Challenge 1.
In the announcement of the lecture series, what time do the talks run on each scheduled Saturday?

Source.
[Start]

Online Lecture Series with Prof. Amlan Das Gupta | ‘Sites of Disruption: Actions and Consequences in Greek Tragedy’
Online Mode
Saturday, December 6, 2025
Open only to the NLS community.
Amlan Das Gupta, retired Professor of English at Jadavpur University and noted scholar of Classical Studies, English Renaissance literature will offer four online lectures for the NLS community on select texts in Greek tragedy. The series, titled “Sites of Disruption: Actions and Consequences in Greek Tragedy,” will focus on Sophocles’ Antigone, Euripides’ Medea, and Aristotle’s Poetics.
The talks are scheduled on Saturdays, December 6, 13, 20, and 27, from 4 to 5:30 PM.
Please register your interest on this Google Form. Registered participants will receive updates and lecture links closer to the date.
About the Speaker
Prof. Amlan Das Gupta is a former Professor of English at Jadavpur University, where he taught for over two decades and played a central role in developing the university’s pioneering digital humanities and textual scholarship initiatives. A distinguished scholar of Classical and Biblical Studies, English Renaissance literature, and Miltonic thought, his research spans Greek tragedy, humanist traditions, and the intellectual history of the early modern period. He has published widely on Milton and Renaissance poetics, edited volumes on Renaissance culture, and contributed essays to major journals and anthologies. Prof. Das Gupta also headed the School of Cultural Texts and Records for nearly a decade, and founded the Archive of North Indian Classical Music, reflecting his deep engagement with textual, aural, and digital forms of scholarship.

[End]

Data listing.
[Start]

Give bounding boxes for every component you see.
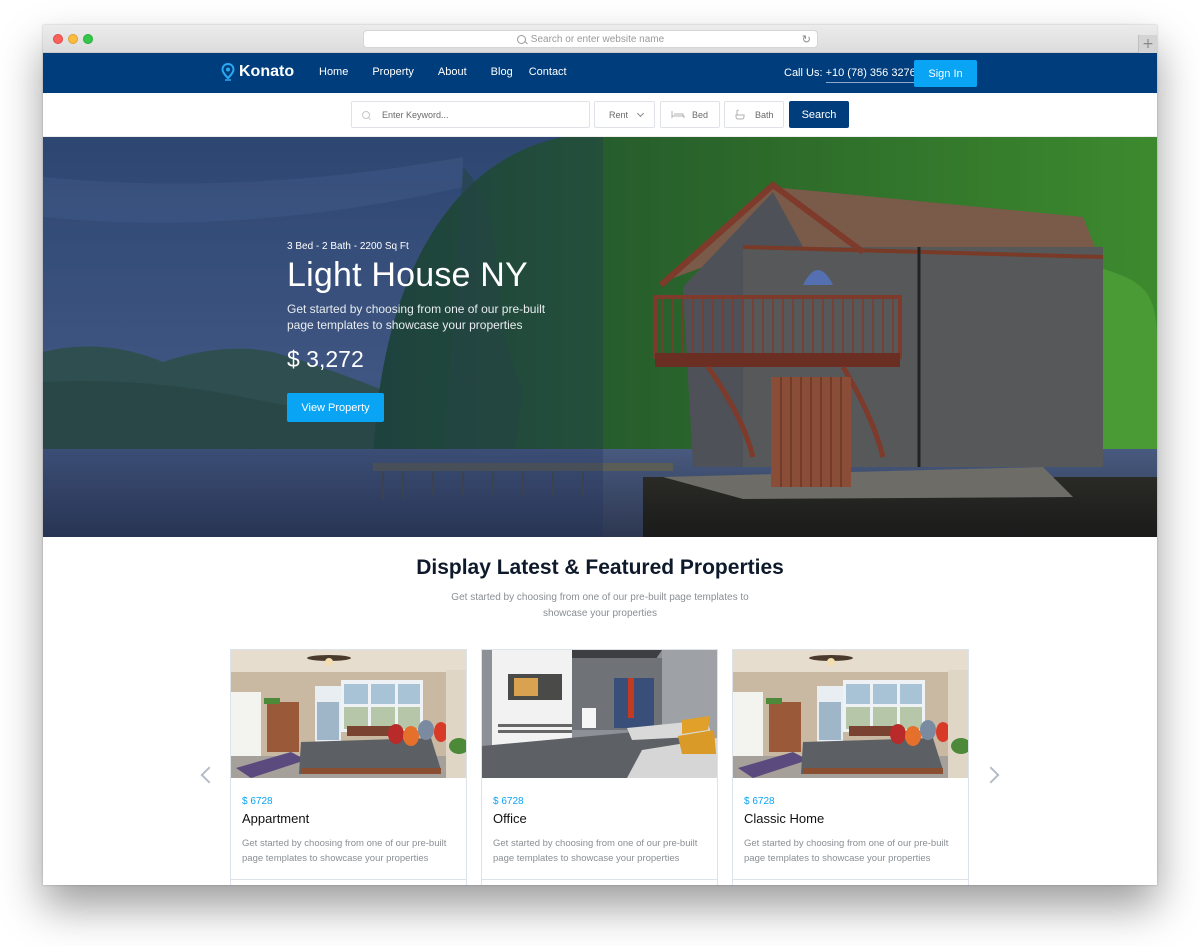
- view-property-button[interactable]: View Property: [287, 393, 384, 422]
- nav-contact[interactable]: Contact: [529, 66, 567, 78]
- search-button[interactable]: Search: [789, 101, 849, 128]
- card-price: $ 6728: [493, 796, 524, 807]
- close-window-button[interactable]: [53, 34, 63, 44]
- property-search-bar: Enter Keyword... Rent Bed Bath Search: [43, 93, 1157, 137]
- bathtub-icon: [735, 109, 745, 120]
- call-us: Call Us: +10 (78) 356 3276: [784, 67, 916, 83]
- carousel-prev-arrow-icon[interactable]: [200, 766, 218, 784]
- nav-blog[interactable]: Blog: [491, 66, 513, 78]
- card-title[interactable]: Classic Home: [744, 811, 824, 826]
- address-bar-placeholder: Search or enter website name: [530, 33, 665, 45]
- hero-title: Light House NY: [287, 256, 528, 294]
- nav-home[interactable]: Home: [319, 66, 348, 78]
- featured-properties-section: Display Latest & Featured Properties Get…: [43, 537, 1157, 885]
- card-divider: [482, 879, 717, 880]
- property-card[interactable]: $ 6728 Appartment Get started by choosin…: [230, 649, 467, 885]
- property-card[interactable]: $ 6728 Classic Home Get started by choos…: [732, 649, 969, 885]
- search-icon: [362, 110, 370, 119]
- hero-description: Get started by choosing from one of our …: [287, 302, 546, 332]
- card-title[interactable]: Appartment: [242, 811, 309, 826]
- card-title[interactable]: Office: [493, 811, 527, 826]
- brand-name: Konato: [239, 63, 295, 80]
- type-select[interactable]: Rent: [594, 101, 655, 128]
- address-bar[interactable]: Search or enter website name ↻: [363, 30, 818, 48]
- keyword-input[interactable]: Enter Keyword...: [351, 101, 590, 128]
- card-price: $ 6728: [744, 796, 775, 807]
- card-description: Get started by choosing from one of our …: [242, 838, 447, 864]
- bedroom-photo: [231, 650, 466, 778]
- card-divider: [733, 879, 968, 880]
- sign-in-button[interactable]: Sign In: [914, 60, 977, 87]
- nav-property[interactable]: Property: [372, 66, 414, 78]
- call-us-label: Call Us:: [784, 67, 823, 79]
- card-description: Get started by choosing from one of our …: [493, 838, 698, 864]
- card-price: $ 6728: [242, 796, 273, 807]
- main-nav: Home Property About Blog Contact: [319, 66, 567, 78]
- logo[interactable]: Konato: [221, 63, 294, 81]
- bed-select[interactable]: Bed: [660, 101, 720, 128]
- phone-number-link[interactable]: +10 (78) 356 3276: [825, 67, 916, 83]
- hero-content: 3 Bed - 2 Bath - 2200 Sq Ft Light House …: [287, 241, 567, 422]
- property-meta: 3 Bed - 2 Bath - 2200 Sq Ft: [287, 241, 409, 252]
- type-selected-value: Rent: [609, 109, 629, 120]
- bath-label: Bath: [755, 109, 774, 120]
- bath-select[interactable]: Bath: [724, 101, 784, 128]
- section-subtitle: Get started by choosing from one of our …: [451, 592, 749, 619]
- property-card[interactable]: $ 6728 Office Get started by choosing fr…: [481, 649, 718, 885]
- maximize-window-button[interactable]: [83, 34, 93, 44]
- card-divider: [231, 879, 466, 880]
- keyword-placeholder: Enter Keyword...: [382, 109, 449, 120]
- reload-icon[interactable]: ↻: [802, 33, 811, 46]
- bed-icon: [671, 111, 685, 118]
- nav-about[interactable]: About: [438, 66, 467, 78]
- browser-toolbar: Search or enter website name ↻ +: [43, 25, 1157, 53]
- bed-label: Bed: [692, 109, 709, 120]
- modern-living-room-photo: [482, 650, 717, 778]
- bedroom-photo: [733, 650, 968, 778]
- section-title: Display Latest & Featured Properties: [416, 556, 784, 579]
- new-tab-button[interactable]: +: [1138, 35, 1157, 53]
- minimize-window-button[interactable]: [68, 34, 78, 44]
- site-header: Konato Home Property About Blog Contact …: [43, 53, 1157, 93]
- hero-background-image: [43, 137, 1157, 537]
- chevron-down-icon: [636, 109, 645, 117]
- hero-price: $ 3,272: [287, 346, 364, 372]
- search-icon: [516, 34, 526, 44]
- browser-window: Search or enter website name ↻ + Konato …: [43, 25, 1157, 885]
- carousel-next-arrow-icon[interactable]: [982, 766, 1000, 784]
- hero-banner: 3 Bed - 2 Bath - 2200 Sq Ft Light House …: [43, 137, 1157, 537]
- map-pin-icon: [221, 63, 235, 81]
- card-description: Get started by choosing from one of our …: [744, 838, 949, 864]
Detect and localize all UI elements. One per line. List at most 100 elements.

[End]

Challenge 2.
Write out again, word for word, the part of the rows that opens with the line containing "- view-property-button[interactable]: View" and closes with the line containing "- carousel-prev-arrow-icon[interactable]: [200, 766, 218, 784]", including both of those lines.

Task result 1.
From 4 to 5:30 PM.

Task result 2.
- view-property-button[interactable]: View Property: [287, 393, 384, 422]
- nav-contact[interactable]: Contact: [529, 66, 567, 78]
- search-button[interactable]: Search: [789, 101, 849, 128]
- card-price: $ 6728: [493, 796, 524, 807]
- close-window-button[interactable]: [53, 34, 63, 44]
- property-search-bar: Enter Keyword... Rent Bed Bath Search: [43, 93, 1157, 137]
- bathtub-icon: [735, 109, 745, 120]
- call-us: Call Us: +10 (78) 356 3276: [784, 67, 916, 83]
- carousel-prev-arrow-icon[interactable]: [200, 766, 218, 784]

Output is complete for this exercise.